• Work to complete: Go through the data below. Pull out every line that has the word "title".

• Data lines:
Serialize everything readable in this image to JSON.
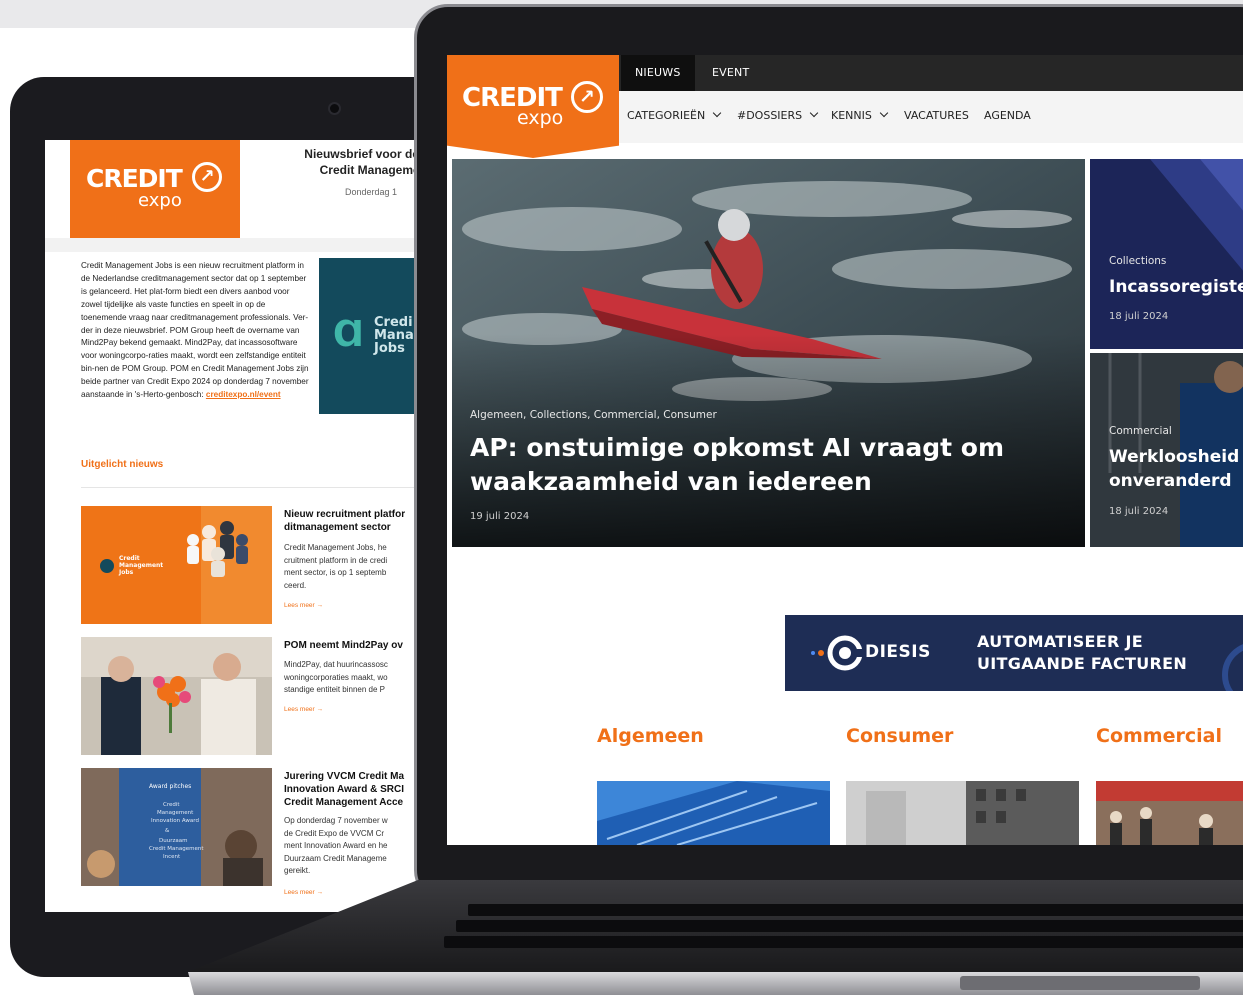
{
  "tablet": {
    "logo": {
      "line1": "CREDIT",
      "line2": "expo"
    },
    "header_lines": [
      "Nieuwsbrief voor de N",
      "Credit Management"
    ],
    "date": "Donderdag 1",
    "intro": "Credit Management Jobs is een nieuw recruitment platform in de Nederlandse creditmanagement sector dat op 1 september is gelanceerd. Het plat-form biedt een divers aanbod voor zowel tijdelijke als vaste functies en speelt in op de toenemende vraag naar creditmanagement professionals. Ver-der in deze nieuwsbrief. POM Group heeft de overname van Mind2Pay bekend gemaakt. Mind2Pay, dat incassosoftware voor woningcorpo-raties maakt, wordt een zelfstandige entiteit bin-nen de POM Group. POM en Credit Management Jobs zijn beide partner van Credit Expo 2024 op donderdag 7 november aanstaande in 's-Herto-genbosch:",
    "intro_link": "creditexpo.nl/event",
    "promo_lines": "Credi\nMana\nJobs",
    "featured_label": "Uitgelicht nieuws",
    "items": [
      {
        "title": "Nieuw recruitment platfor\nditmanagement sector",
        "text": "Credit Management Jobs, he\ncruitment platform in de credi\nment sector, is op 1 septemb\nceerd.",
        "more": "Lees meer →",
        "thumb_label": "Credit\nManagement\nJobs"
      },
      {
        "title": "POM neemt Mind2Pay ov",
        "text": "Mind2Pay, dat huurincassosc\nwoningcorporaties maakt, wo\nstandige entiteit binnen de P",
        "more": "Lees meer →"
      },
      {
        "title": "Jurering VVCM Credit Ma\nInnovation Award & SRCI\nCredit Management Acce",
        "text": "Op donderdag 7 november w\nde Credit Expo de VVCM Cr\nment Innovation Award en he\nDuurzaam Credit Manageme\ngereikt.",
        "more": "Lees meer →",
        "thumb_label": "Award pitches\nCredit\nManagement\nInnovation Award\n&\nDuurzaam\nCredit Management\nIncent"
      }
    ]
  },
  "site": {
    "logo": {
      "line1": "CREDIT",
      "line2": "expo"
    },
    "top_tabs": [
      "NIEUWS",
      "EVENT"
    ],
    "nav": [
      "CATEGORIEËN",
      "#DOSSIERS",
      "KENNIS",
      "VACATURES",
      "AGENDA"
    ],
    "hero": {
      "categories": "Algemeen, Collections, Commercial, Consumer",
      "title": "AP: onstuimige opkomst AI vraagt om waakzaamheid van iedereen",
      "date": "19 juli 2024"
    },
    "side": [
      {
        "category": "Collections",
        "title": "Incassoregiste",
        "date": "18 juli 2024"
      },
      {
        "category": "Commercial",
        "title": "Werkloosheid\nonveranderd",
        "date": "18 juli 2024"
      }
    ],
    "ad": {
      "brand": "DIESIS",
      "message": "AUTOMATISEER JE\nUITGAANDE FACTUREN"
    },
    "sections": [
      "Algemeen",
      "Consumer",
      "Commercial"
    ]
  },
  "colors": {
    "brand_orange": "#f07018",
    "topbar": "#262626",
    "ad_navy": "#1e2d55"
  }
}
...
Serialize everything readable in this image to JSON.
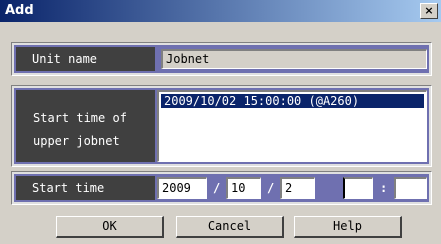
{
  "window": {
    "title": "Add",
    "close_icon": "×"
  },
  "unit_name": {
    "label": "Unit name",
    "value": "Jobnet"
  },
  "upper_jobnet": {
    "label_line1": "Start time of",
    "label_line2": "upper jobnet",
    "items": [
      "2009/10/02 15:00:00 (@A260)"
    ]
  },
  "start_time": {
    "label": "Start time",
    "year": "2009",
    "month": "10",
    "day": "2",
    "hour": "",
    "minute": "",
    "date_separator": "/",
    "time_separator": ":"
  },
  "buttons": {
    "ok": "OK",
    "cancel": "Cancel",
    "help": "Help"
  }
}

• Result for this exercise:
        "title": "Nieuw recruitment platfor\nditmanagement sector",
        "title": "POM neemt Mind2Pay ov",
        "title": "Jurering VVCM Credit Ma\nInnovation Award & SRCI\nCredit Management Acce",
      "title": "AP: onstuimige opkomst AI vraagt om waakzaamheid van iedereen",
        "title": "Incassoregiste",
        "title": "Werkloosheid\nonveranderd",
    "title": "Add",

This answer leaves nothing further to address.